Exercise brief: Every record here should be printed again exactly.

---------------

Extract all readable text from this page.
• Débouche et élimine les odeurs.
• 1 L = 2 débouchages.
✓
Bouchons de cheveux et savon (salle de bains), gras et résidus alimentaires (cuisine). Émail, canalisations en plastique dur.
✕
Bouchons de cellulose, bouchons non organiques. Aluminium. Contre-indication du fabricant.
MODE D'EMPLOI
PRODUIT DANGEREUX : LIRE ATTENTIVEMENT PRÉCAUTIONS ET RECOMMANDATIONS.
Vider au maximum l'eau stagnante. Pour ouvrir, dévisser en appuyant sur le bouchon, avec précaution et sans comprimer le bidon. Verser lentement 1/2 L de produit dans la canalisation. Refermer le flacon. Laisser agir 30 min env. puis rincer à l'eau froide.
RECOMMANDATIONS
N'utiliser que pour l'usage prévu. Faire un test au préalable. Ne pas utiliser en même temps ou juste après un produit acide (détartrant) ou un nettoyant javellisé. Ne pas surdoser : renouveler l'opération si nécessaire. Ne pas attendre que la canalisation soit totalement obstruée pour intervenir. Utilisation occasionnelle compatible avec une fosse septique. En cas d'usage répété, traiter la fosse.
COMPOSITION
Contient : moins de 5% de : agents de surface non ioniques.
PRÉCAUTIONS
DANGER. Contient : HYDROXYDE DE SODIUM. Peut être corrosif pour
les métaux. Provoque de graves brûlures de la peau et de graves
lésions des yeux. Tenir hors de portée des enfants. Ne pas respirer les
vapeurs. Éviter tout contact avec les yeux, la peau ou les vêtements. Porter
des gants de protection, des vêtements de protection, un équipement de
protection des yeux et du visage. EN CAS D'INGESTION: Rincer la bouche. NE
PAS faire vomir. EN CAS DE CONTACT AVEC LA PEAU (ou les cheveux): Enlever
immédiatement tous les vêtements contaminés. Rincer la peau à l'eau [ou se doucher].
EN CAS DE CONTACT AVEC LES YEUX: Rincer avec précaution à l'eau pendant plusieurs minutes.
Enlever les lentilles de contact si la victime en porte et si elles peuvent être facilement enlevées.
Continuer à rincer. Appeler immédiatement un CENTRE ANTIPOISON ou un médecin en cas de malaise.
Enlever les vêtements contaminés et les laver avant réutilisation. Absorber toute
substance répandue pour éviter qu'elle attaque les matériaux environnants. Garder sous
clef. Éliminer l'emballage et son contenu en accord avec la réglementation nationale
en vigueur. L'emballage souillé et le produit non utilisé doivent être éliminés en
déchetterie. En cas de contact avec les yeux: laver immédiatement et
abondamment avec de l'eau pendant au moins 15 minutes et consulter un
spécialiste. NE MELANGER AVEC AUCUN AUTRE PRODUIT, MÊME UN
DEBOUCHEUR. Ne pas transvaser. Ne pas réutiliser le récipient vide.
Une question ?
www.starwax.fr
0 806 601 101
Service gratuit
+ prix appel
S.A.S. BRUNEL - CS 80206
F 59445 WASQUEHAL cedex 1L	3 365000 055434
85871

---------------

Answer in full:
Extract all readable text from this page.
• Débouche et élimine les odeurs.
• 1 L = 2 débouchages.
✓
Bouchons de cheveux et savon (salle de bains), gras et résidus alimentaires (cuisine). Émail, canalisations en plastique dur.
✕
Bouchons de cellulose, bouchons non organiques. Aluminium. Contre-indication du fabricant.
MODE D'EMPLOI
PRODUIT DANGEREUX : LIRE ATTENTIVEMENT PRÉCAUTIONS ET RECOMMANDATIONS.
Vider au maximum l'eau stagnante. Pour ouvrir, dévisser en appuyant sur le bouchon, avec précaution et sans comprimer le bidon. Verser lentement 1/2 L de produit dans la canalisation. Refermer le flacon. Laisser agir 30 min env. puis rincer à l'eau froide.
RECOMMANDATIONS
N'utiliser que pour l'usage prévu. Faire un test au préalable. Ne pas utiliser en même temps ou juste après un produit acide (détartrant) ou un nettoyant javellisé. Ne pas surdoser : renouveler l'opération si nécessaire. Ne pas attendre que la canalisation soit totalement obstruée pour intervenir. Utilisation occasionnelle compatible avec une fosse septique. En cas d'usage répété, traiter la fosse.
COMPOSITION
Contient : moins de 5% de : agents de surface non ioniques.
PRÉCAUTIONS
DANGER. Contient : HYDROXYDE DE SODIUM. Peut être corrosif pour
les métaux. Provoque de graves brûlures de la peau et de graves
lésions des yeux. Tenir hors de portée des enfants. Ne pas respirer les
vapeurs. Éviter tout contact avec les yeux, la peau ou les vêtements. Porter
des gants de protection, des vêtements de protection, un équipement de
protection des yeux et du visage. EN CAS D'INGESTION: Rincer la bouche. NE
PAS faire vomir. EN CAS DE CONTACT AVEC LA PEAU (ou les cheveux): Enlever
immédiatement tous les vêtements contaminés. Rincer la peau à l'eau [ou se doucher].
EN CAS DE CONTACT AVEC LES YEUX: Rincer avec précaution à l'eau pendant plusieurs minutes.
Enlever les lentilles de contact si la victime en porte et si elles peuvent être facilement enlevées.
Continuer à rincer. Appeler immédiatement un CENTRE ANTIPOISON ou un médecin en cas de malaise.
Enlever les vêtements contaminés et les laver avant réutilisation. Absorber toute
substance répandue pour éviter qu'elle attaque les matériaux environnants. Garder sous
clef. Éliminer l'emballage et son contenu en accord avec la réglementation nationale
en vigueur. L'emballage souillé et le produit non utilisé doivent être éliminés en
déchetterie. En cas de contact avec les yeux: laver immédiatement et
abondamment avec de l'eau pendant au moins 15 minutes et consulter un
spécialiste. NE MELANGER AVEC AUCUN AUTRE PRODUIT, MÊME UN
DEBOUCHEUR. Ne pas transvaser. Ne pas réutiliser le récipient vide.
Une question ?
www.starwax.fr
0 806 601 101
Service gratuit
+ prix appel
S.A.S. BRUNEL - CS 80206
F 59445 WASQUEHAL cedex 1L	3 365000 055434
85871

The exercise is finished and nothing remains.